*What is required*: Copy out each line that mentions the word "from".

Dataset excerpts:
-- Begin --

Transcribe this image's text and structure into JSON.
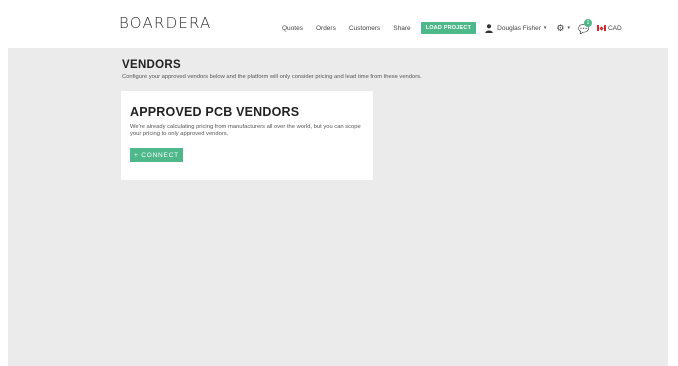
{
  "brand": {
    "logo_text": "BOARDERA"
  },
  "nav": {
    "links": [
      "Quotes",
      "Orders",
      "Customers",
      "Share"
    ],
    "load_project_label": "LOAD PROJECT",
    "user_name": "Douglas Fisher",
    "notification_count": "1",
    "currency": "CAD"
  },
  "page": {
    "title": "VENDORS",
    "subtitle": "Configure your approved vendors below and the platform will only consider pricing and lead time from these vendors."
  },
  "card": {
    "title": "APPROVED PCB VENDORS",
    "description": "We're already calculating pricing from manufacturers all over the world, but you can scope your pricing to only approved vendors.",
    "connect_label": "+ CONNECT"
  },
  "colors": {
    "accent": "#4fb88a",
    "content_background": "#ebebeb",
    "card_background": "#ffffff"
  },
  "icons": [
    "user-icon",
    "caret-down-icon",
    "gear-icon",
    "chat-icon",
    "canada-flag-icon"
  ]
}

-- End --

*Task answer*:
    "subtitle": "Configure your approved vendors below and the platform will only consider pricing and lead time from these vendors."
    "description": "We're already calculating pricing from manufacturers all over the world, but you can scope your pricing to only approved vendors.",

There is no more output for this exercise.